REQUIRED TASK: Copy out each line of the data that holds the word "aiguilles".

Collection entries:
•••••

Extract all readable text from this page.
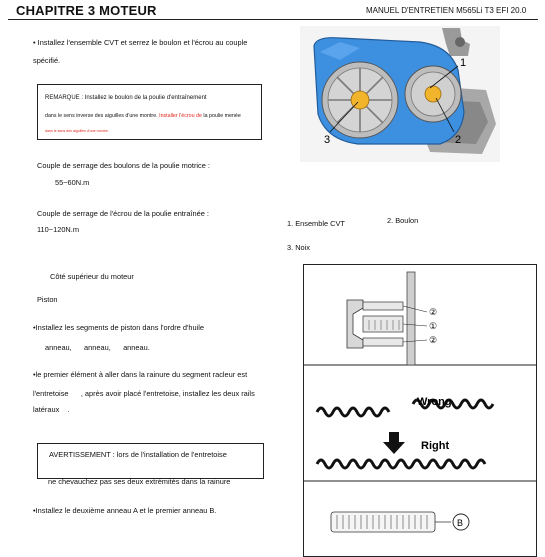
CHAPITRE 3 MOTEUR	MANUEL D'ENTRETIEN M565Li T3 EFI 20.0
• Installez l'ensemble CVT et serrez le boulon et l'écrou au couple
spécifié.
REMARQUE : Installez le boulon de la poulie d'entraînement
dans le sens inverse des aiguilles d'une montre. Installer l'écrou de la poulie menée
dans le sens des aiguilles d'une montre.
Couple de serrage des boulons de la poulie motrice :
55~60N.m
Couple de serrage de l'écrou de la poulie entraînée :
110~120N.m
Côté supérieur du moteur
Piston
•Installez les segments de piston dans l'ordre d'huile
anneau,      anneau,      anneau.
•le premier élément à aller dans la rainure du segment racleur est
l'entretoise      , après avoir placé l'entretoise, installez les deux rails
latéraux    .
AVERTISSEMENT : lors de l'installation de l'entretoise
ne chevauchez pas ses deux extrémités dans la rainure
•Installez le deuxième anneau A et le premier anneau B.
1
2
3
1. Ensemble CVT	2. Boulon
3. Noix
②
①
②
Wrong
Right
B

•••••

RESPONSE TO THE TASK:
dans le sens inverse des aiguilles d'une montre. Installer l'écrou de la poulie menée
dans le sens des aiguilles d'une montre.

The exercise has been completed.